● **Work instructions**: Among these lines, how many include "chevron"? Answer only with the number.

[Dataset items]
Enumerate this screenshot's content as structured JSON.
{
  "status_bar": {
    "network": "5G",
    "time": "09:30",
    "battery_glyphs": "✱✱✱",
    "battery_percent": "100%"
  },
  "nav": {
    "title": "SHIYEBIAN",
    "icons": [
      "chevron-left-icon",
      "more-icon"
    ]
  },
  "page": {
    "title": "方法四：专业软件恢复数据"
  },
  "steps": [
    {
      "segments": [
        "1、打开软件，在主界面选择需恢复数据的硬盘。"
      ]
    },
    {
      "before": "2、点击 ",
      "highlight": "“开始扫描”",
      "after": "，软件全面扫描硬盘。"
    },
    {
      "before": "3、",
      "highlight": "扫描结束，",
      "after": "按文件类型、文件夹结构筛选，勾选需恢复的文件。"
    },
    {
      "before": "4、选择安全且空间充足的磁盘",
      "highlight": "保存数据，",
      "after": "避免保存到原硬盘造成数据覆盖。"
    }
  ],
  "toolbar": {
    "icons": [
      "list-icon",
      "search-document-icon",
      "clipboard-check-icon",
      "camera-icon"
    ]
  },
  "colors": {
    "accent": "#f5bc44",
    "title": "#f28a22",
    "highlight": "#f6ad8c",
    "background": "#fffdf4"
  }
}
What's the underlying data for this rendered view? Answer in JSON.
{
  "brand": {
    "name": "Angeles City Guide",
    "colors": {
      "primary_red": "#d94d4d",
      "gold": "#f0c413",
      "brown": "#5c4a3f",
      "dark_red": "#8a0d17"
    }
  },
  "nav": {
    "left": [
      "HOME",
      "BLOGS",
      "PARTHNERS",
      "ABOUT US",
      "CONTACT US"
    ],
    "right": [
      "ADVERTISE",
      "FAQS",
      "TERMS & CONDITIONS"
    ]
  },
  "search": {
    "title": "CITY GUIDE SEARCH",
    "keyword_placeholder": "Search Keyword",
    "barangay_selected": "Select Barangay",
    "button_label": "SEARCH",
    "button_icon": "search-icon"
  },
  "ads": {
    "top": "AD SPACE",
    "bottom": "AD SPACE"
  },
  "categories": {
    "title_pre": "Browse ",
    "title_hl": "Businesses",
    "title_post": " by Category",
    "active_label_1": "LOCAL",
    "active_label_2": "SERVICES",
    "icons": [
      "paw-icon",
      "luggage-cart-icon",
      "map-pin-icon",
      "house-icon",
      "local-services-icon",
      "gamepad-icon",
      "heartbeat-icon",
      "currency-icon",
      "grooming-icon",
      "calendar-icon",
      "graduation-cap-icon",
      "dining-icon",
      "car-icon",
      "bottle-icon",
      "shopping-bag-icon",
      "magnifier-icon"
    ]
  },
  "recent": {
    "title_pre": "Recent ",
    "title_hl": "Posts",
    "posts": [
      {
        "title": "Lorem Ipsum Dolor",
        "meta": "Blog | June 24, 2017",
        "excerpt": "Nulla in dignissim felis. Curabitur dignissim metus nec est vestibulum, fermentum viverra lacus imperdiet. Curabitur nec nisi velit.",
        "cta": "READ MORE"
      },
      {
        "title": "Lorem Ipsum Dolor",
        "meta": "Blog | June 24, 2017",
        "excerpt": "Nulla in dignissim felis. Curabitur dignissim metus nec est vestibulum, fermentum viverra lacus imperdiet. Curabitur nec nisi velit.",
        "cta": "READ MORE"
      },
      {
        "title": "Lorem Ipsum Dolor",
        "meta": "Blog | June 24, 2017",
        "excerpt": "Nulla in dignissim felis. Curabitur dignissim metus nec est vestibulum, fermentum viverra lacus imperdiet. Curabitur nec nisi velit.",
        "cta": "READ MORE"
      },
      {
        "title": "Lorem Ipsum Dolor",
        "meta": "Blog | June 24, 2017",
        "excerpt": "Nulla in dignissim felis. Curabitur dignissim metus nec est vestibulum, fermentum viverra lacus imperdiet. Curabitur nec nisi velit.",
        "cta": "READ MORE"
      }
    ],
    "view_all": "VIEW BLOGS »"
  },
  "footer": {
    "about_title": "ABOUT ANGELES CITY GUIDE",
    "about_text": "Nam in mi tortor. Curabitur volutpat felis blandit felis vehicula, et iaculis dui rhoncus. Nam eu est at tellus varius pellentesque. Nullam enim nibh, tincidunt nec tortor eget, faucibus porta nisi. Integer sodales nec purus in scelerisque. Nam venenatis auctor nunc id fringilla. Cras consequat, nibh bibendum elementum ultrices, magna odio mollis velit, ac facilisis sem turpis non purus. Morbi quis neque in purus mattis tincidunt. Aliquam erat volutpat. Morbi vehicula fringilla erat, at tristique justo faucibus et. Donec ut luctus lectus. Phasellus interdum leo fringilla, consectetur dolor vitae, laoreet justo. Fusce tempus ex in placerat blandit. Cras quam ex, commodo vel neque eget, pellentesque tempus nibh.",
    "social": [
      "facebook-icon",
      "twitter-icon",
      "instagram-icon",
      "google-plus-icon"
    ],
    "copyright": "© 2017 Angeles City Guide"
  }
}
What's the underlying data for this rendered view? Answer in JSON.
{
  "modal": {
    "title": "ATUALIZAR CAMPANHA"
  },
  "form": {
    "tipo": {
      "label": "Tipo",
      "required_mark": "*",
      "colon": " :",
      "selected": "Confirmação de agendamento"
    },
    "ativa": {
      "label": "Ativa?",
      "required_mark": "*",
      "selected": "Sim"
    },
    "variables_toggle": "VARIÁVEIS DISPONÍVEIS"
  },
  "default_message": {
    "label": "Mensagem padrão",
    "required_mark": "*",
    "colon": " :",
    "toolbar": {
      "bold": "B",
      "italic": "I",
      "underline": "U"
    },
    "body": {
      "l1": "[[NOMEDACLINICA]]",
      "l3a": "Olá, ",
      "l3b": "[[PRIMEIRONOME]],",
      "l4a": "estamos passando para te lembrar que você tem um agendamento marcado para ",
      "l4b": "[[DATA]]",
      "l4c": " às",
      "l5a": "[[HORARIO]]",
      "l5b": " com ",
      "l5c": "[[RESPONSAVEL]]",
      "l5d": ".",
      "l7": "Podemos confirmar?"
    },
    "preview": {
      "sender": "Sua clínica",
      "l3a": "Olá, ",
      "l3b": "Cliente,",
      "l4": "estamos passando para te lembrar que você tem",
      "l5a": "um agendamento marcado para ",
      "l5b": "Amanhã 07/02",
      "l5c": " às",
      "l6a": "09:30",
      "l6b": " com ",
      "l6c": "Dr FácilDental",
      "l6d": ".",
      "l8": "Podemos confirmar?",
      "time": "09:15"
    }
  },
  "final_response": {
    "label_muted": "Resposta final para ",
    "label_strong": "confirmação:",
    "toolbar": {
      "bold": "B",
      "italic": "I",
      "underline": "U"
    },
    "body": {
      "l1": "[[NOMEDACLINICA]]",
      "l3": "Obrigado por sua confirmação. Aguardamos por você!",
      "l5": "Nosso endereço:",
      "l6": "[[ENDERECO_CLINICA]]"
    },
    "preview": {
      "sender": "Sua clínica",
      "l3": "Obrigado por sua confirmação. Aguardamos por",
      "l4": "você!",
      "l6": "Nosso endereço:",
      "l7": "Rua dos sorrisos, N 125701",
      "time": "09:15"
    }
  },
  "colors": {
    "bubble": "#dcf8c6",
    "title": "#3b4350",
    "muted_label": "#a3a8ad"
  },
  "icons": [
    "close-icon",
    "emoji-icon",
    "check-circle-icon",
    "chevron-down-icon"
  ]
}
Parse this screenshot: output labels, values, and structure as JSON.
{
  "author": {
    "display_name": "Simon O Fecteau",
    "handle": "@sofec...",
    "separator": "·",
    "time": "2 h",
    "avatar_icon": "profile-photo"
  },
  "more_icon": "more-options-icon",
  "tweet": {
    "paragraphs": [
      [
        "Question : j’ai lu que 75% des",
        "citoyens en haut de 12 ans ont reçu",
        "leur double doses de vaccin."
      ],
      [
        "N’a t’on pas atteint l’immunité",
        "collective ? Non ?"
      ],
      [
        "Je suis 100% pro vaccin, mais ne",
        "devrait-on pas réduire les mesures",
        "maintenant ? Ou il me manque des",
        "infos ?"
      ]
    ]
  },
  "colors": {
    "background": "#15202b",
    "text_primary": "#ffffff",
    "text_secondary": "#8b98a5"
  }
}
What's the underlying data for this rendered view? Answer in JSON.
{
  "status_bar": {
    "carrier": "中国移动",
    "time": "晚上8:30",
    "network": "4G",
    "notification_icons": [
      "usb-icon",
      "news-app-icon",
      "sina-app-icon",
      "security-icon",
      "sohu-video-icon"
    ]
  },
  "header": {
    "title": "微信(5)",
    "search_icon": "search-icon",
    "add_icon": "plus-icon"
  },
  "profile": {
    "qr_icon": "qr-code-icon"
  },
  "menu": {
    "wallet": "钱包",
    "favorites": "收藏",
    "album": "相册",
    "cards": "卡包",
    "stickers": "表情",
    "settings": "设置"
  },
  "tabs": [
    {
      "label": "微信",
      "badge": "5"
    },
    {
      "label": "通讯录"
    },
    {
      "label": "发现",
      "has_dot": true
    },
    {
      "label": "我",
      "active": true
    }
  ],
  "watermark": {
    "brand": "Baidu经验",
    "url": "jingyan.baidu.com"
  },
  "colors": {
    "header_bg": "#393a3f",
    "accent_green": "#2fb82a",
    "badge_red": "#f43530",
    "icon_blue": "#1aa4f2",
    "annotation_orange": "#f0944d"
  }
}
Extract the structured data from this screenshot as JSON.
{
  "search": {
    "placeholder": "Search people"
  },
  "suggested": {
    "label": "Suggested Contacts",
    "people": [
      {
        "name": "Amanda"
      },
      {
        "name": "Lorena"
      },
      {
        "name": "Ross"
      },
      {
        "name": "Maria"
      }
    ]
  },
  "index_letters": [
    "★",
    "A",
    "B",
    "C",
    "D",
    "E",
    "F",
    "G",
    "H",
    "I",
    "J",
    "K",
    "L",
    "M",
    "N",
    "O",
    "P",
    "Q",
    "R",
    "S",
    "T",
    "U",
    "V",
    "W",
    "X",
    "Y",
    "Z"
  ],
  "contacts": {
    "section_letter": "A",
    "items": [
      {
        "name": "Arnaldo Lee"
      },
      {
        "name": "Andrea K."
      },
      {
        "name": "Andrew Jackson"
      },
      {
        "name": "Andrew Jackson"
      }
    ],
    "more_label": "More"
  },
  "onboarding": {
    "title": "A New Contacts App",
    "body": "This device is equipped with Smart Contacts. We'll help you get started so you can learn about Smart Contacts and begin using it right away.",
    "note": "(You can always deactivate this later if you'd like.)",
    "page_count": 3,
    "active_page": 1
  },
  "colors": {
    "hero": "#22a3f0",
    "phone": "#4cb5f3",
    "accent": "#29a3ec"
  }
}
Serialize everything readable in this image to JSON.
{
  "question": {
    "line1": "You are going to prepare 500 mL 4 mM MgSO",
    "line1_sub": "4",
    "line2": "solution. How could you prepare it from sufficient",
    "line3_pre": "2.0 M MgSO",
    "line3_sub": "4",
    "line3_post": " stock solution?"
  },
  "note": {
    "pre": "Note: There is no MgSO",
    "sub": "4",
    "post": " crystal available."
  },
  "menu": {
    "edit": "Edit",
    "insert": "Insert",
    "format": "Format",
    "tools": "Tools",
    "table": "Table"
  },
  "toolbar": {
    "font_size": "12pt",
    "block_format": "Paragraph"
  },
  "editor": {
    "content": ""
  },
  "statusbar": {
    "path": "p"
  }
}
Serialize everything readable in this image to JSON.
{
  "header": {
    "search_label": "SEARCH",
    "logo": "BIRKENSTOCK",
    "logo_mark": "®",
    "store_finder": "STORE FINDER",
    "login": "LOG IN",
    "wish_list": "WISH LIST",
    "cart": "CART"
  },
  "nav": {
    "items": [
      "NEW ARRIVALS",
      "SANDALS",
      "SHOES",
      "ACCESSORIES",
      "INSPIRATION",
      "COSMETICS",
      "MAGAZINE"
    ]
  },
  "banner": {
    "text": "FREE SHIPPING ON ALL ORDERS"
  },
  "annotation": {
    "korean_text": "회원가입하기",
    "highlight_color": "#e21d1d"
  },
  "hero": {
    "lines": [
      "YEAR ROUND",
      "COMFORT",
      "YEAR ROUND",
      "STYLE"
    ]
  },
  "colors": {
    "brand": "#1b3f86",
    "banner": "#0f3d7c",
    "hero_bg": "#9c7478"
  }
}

● **The answer**: 2